> **Items listed in a dataset**:
━━━━━━━━━━━━━━━━━━━━
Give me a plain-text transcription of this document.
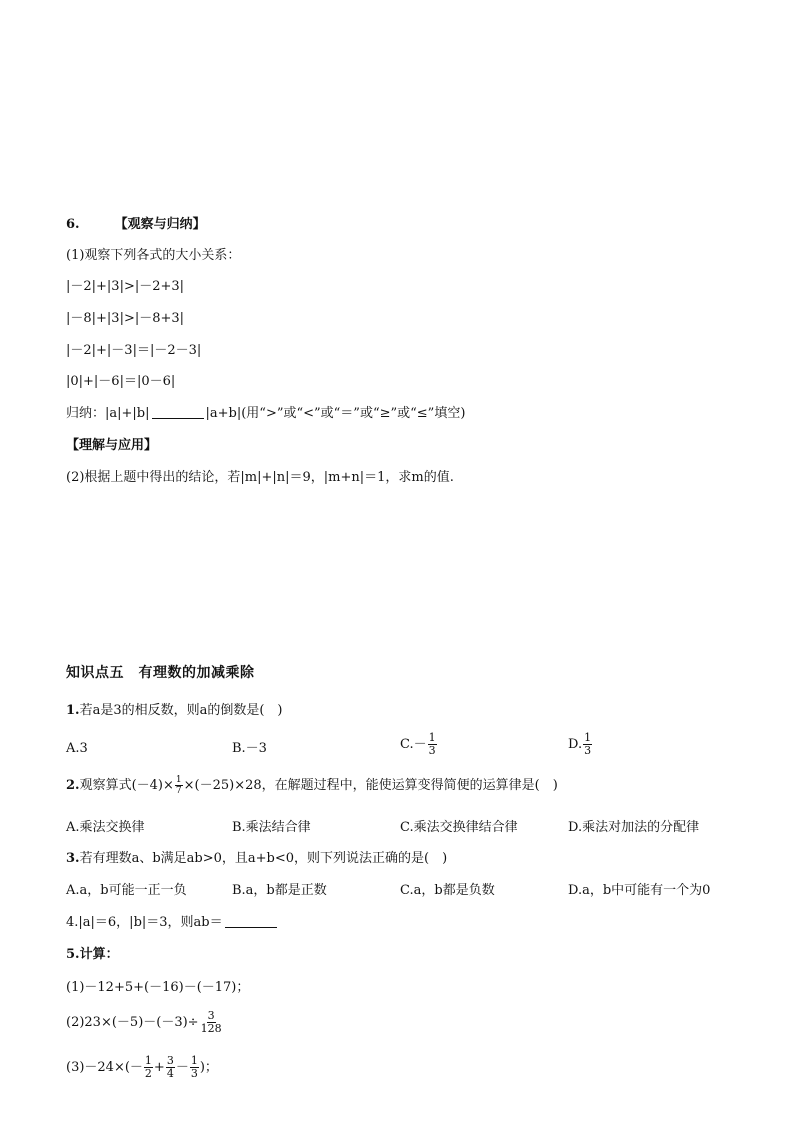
6.	【观察与归纳】
(1)观察下列各式的大小关系：
|－2|+|3|>|－2+3|
|－8|+|3|>|－8+3|
|－2|+|－3|＝|－2－3|
|0|+|－6|＝|0－6|
归纳：|a|+|b|	|a+b|(用“>”或“<”或“＝”或“≥”或“≤”填空)
【理解与应用】
(2)根据上题中得出的结论，若|m|+|n|＝9，|m+n|＝1，求m的值.
知识点五　有理数的加减乘除
1.若a是3的相反数，则a的倒数是(　)
A.3	B.－3	$C.- \frac{1}{3}$	D. $\frac{1}{3}$
2.观察算式$(-4)\times \frac{1}{7} \times(-25)\times 28$，在解题过程中，能使运算变得简便的运算律是(　)
A.乘法交换律	B.乘法结合律	C.乘法交换律结合律	D.乘法对加法的分配律
3.若有理数a、b满足ab>0，且a+b<0，则下列说法正确的是(　)
A.a，b可能一正一负	B.a，b都是正数	C.a，b都是负数	D.a，b中可能有一个为0
4.|a|＝6，|b|＝3，则ab＝
5.计算：
(1)－12+5+(－16)－(－17)；
$(2)23\times(-5)-(-3)\div \frac{3}{128}$
$(3)-24\times(- \frac{1}{2} + \frac{3}{4} - \frac{1}{3}$ )；
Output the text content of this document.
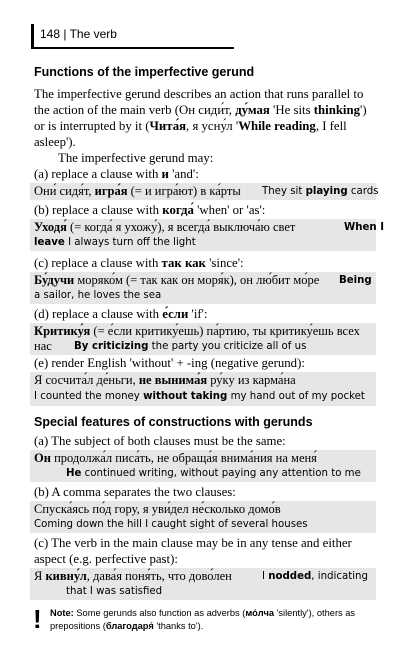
148 | The verb
Functions of the imperfective gerund
The imperfective gerund describes an action that runs parallel to
the action of the main verb (Он сиди́т, ду́мая 'He sits thinking')
or is interrupted by it (Чита́я, я усну́л 'While reading, I fell
asleep').
The imperfective gerund may:
(a) replace a clause with и 'and':
Они́ сидя́т, игра́я (= и игра́ют) в ка́рты They sit playing cards
(b) replace a clause with когда́ 'when' or 'as':
Уходя́ (= когда́ я ухожу́), я всегда́ выключа́ю свет	When I
leave I always turn off the light
(c) replace a clause with так как 'since':
Бу́дучи моряко́м (= так как он моря́к), он лю́бит мо́ре Being
a sailor, he loves the sea
(d) replace a clause with е́сли 'if':
Критику́я (= е́сли критику́ешь) па́ртию, ты критику́ешь всех
нас By criticizing the party you criticize all of us
(e) render English 'without' + -ing (negative gerund):
Я сосчита́л де́ньги, не вынима́я ру́ку из карма́на
I counted the money without taking my hand out of my pocket
Special features of constructions with gerunds
(a) The subject of both clauses must be the same:
Он продолжа́л писа́ть, не обраща́я внима́ния на меня́
He continued writing, without paying any attention to me
(b) A comma separates the two clauses:
Спуска́ясь по́д гору, я уви́дел не́сколько домо́в
Coming down the hill I caught sight of several houses
(c) The verb in the main clause may be in any tense and either
aspect (e.g. perfective past):
Я кивну́л, дава́я поня́ть, что дово́лен	I nodded, indicating
that I was satisfied
! Note: Some gerunds also function as adverbs (мо́лча 'silently'), others as
prepositions (благодаря́ 'thanks to').
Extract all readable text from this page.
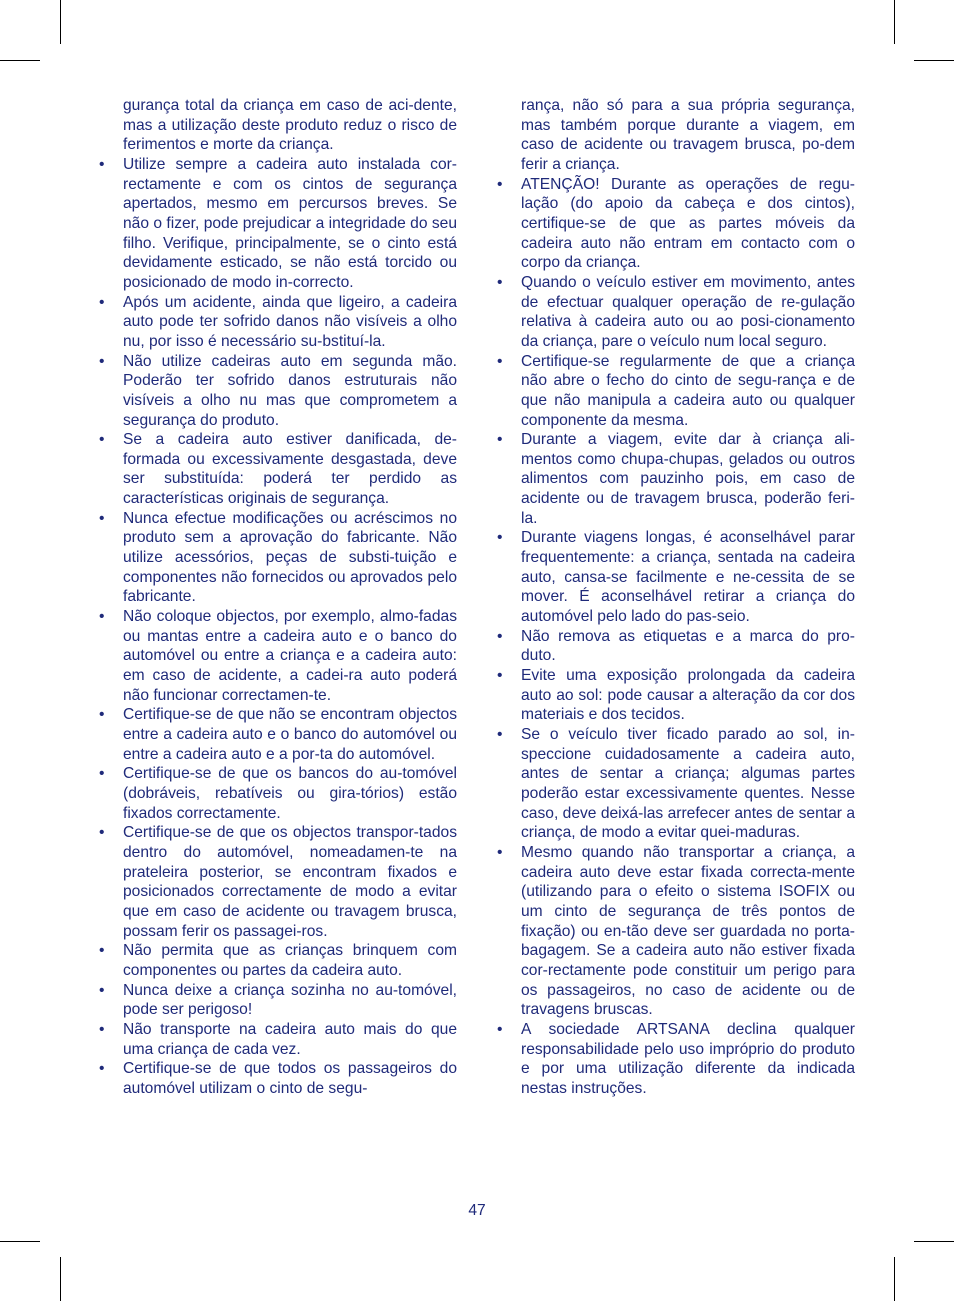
gurança total da criança em caso de aci-dente, mas a utilização deste produto reduz o risco de ferimentos e morte da criança.

• Utilize sempre a cadeira auto instalada cor-rectamente e com os cintos de segurança apertados, mesmo em percursos breves. Se não o fizer, pode prejudicar a integridade do seu filho. Verifique, principalmente, se o cinto está devidamente esticado, se não está torcido ou posicionado de modo in-correcto.
• Após um acidente, ainda que ligeiro, a cadeira auto pode ter sofrido danos não visíveis a olho nu, por isso é necessário su-bstituí-la.
• Não utilize cadeiras auto em segunda mão. Poderão ter sofrido danos estruturais não visíveis a olho nu mas que comprometem a segurança do produto.
• Se a cadeira auto estiver danificada, de-formada ou excessivamente desgastada, deve ser substituída: poderá ter perdido as características originais de segurança.
• Nunca efectue modificações ou acréscimos no produto sem a aprovação do fabricante. Não utilize acessórios, peças de substi-tuição e componentes não fornecidos ou aprovados pelo fabricante.
• Não coloque objectos, por exemplo, almo-fadas ou mantas entre a cadeira auto e o banco do automóvel ou entre a criança e a cadeira auto: em caso de acidente, a cadei-ra auto poderá não funcionar correctamen-te.
• Certifique-se de que não se encontram objectos entre a cadeira auto e o banco do automóvel ou entre a cadeira auto e a por-ta do automóvel.
• Certifique-se de que os bancos do au-tomóvel (dobráveis, rebatíveis ou gira-tórios) estão fixados correctamente.
• Certifique-se de que os objectos transpor-tados dentro do automóvel, nomeadamen-te na prateleira posterior, se encontram fixados e posicionados correctamente de modo a evitar que em caso de acidente ou travagem brusca, possam ferir os passagei-ros.
• Não permita que as crianças brinquem com componentes ou partes da cadeira auto.
• Nunca deixe a criança sozinha no au-tomóvel, pode ser perigoso!
• Não transporte na cadeira auto mais do que uma criança de cada vez.
• Certifique-se de que todos os passageiros do automóvel utilizam o cinto de segu-

rança, não só para a sua própria segurança, mas também porque durante a viagem, em caso de acidente ou travagem brusca, po-dem ferir a criança.

• ATENÇÃO! Durante as operações de regu-lação (do apoio da cabeça e dos cintos), certifique-se de que as partes móveis da cadeira auto não entram em contacto com o corpo da criança.
• Quando o veículo estiver em movimento, antes de efectuar qualquer operação de re-gulação relativa à cadeira auto ou ao posi-cionamento da criança, pare o veículo num local seguro.
• Certifique-se regularmente de que a criança não abre o fecho do cinto de segu-rança e de que não manipula a cadeira auto ou qualquer componente da mesma.
• Durante a viagem, evite dar à criança ali-mentos como chupa-chupas, gelados ou outros alimentos com pauzinho pois, em caso de acidente ou de travagem brusca, poderão feri-la.
• Durante viagens longas, é aconselhável parar frequentemente: a criança, sentada na cadeira auto, cansa-se facilmente e ne-cessita de se mover. É aconselhável retirar a criança do automóvel pelo lado do pas-seio.
• Não remova as etiquetas e a marca do pro-duto.
• Evite uma exposição prolongada da cadeira auto ao sol: pode causar a alteração da cor dos materiais e dos tecidos.
• Se o veículo tiver ficado parado ao sol, in-speccione cuidadosamente a cadeira auto, antes de sentar a criança; algumas partes poderão estar excessivamente quentes. Nesse caso, deve deixá-las arrefecer antes de sentar a criança, de modo a evitar quei-maduras.
• Mesmo quando não transportar a criança, a cadeira auto deve estar fixada correcta-mente (utilizando para o efeito o sistema ISOFIX ou um cinto de segurança de três pontos de fixação) ou en-tão deve ser guardada no porta-bagagem. Se a cadeira auto não estiver fixada cor-rectamente pode constituir um perigo para os passageiros, no caso de acidente ou de travagens bruscas.
• A sociedade ARTSANA declina qualquer responsabilidade pelo uso impróprio do produto e por uma utilização diferente da indicada nestas instruções.
47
━━━━━━━━━━━━━━━━━━━━
> **TASK**:
All the records above need to be given again word for word. Skip the pictures.

> **ANSWER TO THIS PROBLEM**:
Give me a plain-text transcription of this document.
6.	【观察与归纳】
(1)观察下列各式的大小关系：
|－2|+|3|>|－2+3|
|－8|+|3|>|－8+3|
|－2|+|－3|＝|－2－3|
|0|+|－6|＝|0－6|
归纳：|a|+|b|	|a+b|(用“>”或“<”或“＝”或“≥”或“≤”填空)
【理解与应用】
(2)根据上题中得出的结论，若|m|+|n|＝9，|m+n|＝1，求m的值.
知识点五　有理数的加减乘除
1.若a是3的相反数，则a的倒数是(　)
A.3	B.－3	$C.- \frac{1}{3}$	D. $\frac{1}{3}$
2.观察算式$(-4)\times \frac{1}{7} \times(-25)\times 28$，在解题过程中，能使运算变得简便的运算律是(　)
A.乘法交换律	B.乘法结合律	C.乘法交换律结合律	D.乘法对加法的分配律
3.若有理数a、b满足ab>0，且a+b<0，则下列说法正确的是(　)
A.a，b可能一正一负	B.a，b都是正数	C.a，b都是负数	D.a，b中可能有一个为0
4.|a|＝6，|b|＝3，则ab＝
5.计算：
(1)－12+5+(－16)－(－17)；
$(2)23\times(-5)-(-3)\div \frac{3}{128}$
$(3)-24\times(- \frac{1}{2} + \frac{3}{4} - \frac{1}{3}$ )；
Output the text content of this document.
148 | The verb
Functions of the imperfective gerund
The imperfective gerund describes an action that runs parallel to
the action of the main verb (Он сиди́т, ду́мая 'He sits thinking')
or is interrupted by it (Чита́я, я усну́л 'While reading, I fell
asleep').
The imperfective gerund may:
(a) replace a clause with и 'and':
Они́ сидя́т, игра́я (= и игра́ют) в ка́рты They sit playing cards
(b) replace a clause with когда́ 'when' or 'as':
Уходя́ (= когда́ я ухожу́), я всегда́ выключа́ю свет	When I
leave I always turn off the light
(c) replace a clause with так как 'since':
Бу́дучи моряко́м (= так как он моря́к), он лю́бит мо́ре Being
a sailor, he loves the sea
(d) replace a clause with е́сли 'if':
Критику́я (= е́сли критику́ешь) па́ртию, ты критику́ешь всех
нас By criticizing the party you criticize all of us
(e) render English 'without' + -ing (negative gerund):
Я сосчита́л де́ньги, не вынима́я ру́ку из карма́на
I counted the money without taking my hand out of my pocket
Special features of constructions with gerunds
(a) The subject of both clauses must be the same:
Он продолжа́л писа́ть, не обраща́я внима́ния на меня́
He continued writing, without paying any attention to me
(b) A comma separates the two clauses:
Спуска́ясь по́д гору, я уви́дел не́сколько домо́в
Coming down the hill I caught sight of several houses
(c) The verb in the main clause may be in any tense and either
aspect (e.g. perfective past):
Я кивну́л, дава́я поня́ть, что дово́лен	I nodded, indicating
that I was satisfied
! Note: Some gerunds also function as adverbs (мо́лча 'silently'), others as
prepositions (благодаря́ 'thanks to').
Extract all readable text from this page.
gurança total da criança em caso de aci-dente, mas a utilização deste produto reduz o risco de ferimentos e morte da criança.

• Utilize sempre a cadeira auto instalada cor-rectamente e com os cintos de segurança apertados, mesmo em percursos breves. Se não o fizer, pode prejudicar a integridade do seu filho. Verifique, principalmente, se o cinto está devidamente esticado, se não está torcido ou posicionado de modo in-correcto.
• Após um acidente, ainda que ligeiro, a cadeira auto pode ter sofrido danos não visíveis a olho nu, por isso é necessário su-bstituí-la.
• Não utilize cadeiras auto em segunda mão. Poderão ter sofrido danos estruturais não visíveis a olho nu mas que comprometem a segurança do produto.
• Se a cadeira auto estiver danificada, de-formada ou excessivamente desgastada, deve ser substituída: poderá ter perdido as características originais de segurança.
• Nunca efectue modificações ou acréscimos no produto sem a aprovação do fabricante. Não utilize acessórios, peças de substi-tuição e componentes não fornecidos ou aprovados pelo fabricante.
• Não coloque objectos, por exemplo, almo-fadas ou mantas entre a cadeira auto e o banco do automóvel ou entre a criança e a cadeira auto: em caso de acidente, a cadei-ra auto poderá não funcionar correctamen-te.
• Certifique-se de que não se encontram objectos entre a cadeira auto e o banco do automóvel ou entre a cadeira auto e a por-ta do automóvel.
• Certifique-se de que os bancos do au-tomóvel (dobráveis, rebatíveis ou gira-tórios) estão fixados correctamente.
• Certifique-se de que os objectos transpor-tados dentro do automóvel, nomeadamen-te na prateleira posterior, se encontram fixados e posicionados correctamente de modo a evitar que em caso de acidente ou travagem brusca, possam ferir os passagei-ros.
• Não permita que as crianças brinquem com componentes ou partes da cadeira auto.
• Nunca deixe a criança sozinha no au-tomóvel, pode ser perigoso!
• Não transporte na cadeira auto mais do que uma criança de cada vez.
• Certifique-se de que todos os passageiros do automóvel utilizam o cinto de segu-

rança, não só para a sua própria segurança, mas também porque durante a viagem, em caso de acidente ou travagem brusca, po-dem ferir a criança.

• ATENÇÃO! Durante as operações de regu-lação (do apoio da cabeça e dos cintos), certifique-se de que as partes móveis da cadeira auto não entram em contacto com o corpo da criança.
• Quando o veículo estiver em movimento, antes de efectuar qualquer operação de re-gulação relativa à cadeira auto ou ao posi-cionamento da criança, pare o veículo num local seguro.
• Certifique-se regularmente de que a criança não abre o fecho do cinto de segu-rança e de que não manipula a cadeira auto ou qualquer componente da mesma.
• Durante a viagem, evite dar à criança ali-mentos como chupa-chupas, gelados ou outros alimentos com pauzinho pois, em caso de acidente ou de travagem brusca, poderão feri-la.
• Durante viagens longas, é aconselhável parar frequentemente: a criança, sentada na cadeira auto, cansa-se facilmente e ne-cessita de se mover. É aconselhável retirar a criança do automóvel pelo lado do pas-seio.
• Não remova as etiquetas e a marca do pro-duto.
• Evite uma exposição prolongada da cadeira auto ao sol: pode causar a alteração da cor dos materiais e dos tecidos.
• Se o veículo tiver ficado parado ao sol, in-speccione cuidadosamente a cadeira auto, antes de sentar a criança; algumas partes poderão estar excessivamente quentes. Nesse caso, deve deixá-las arrefecer antes de sentar a criança, de modo a evitar quei-maduras.
• Mesmo quando não transportar a criança, a cadeira auto deve estar fixada correcta-mente (utilizando para o efeito o sistema ISOFIX ou um cinto de segurança de três pontos de fixação) ou en-tão deve ser guardada no porta-bagagem. Se a cadeira auto não estiver fixada cor-rectamente pode constituir um perigo para os passageiros, no caso de acidente ou de travagens bruscas.
• A sociedade ARTSANA declina qualquer responsabilidade pelo uso impróprio do produto e por uma utilização diferente da indicada nestas instruções.
47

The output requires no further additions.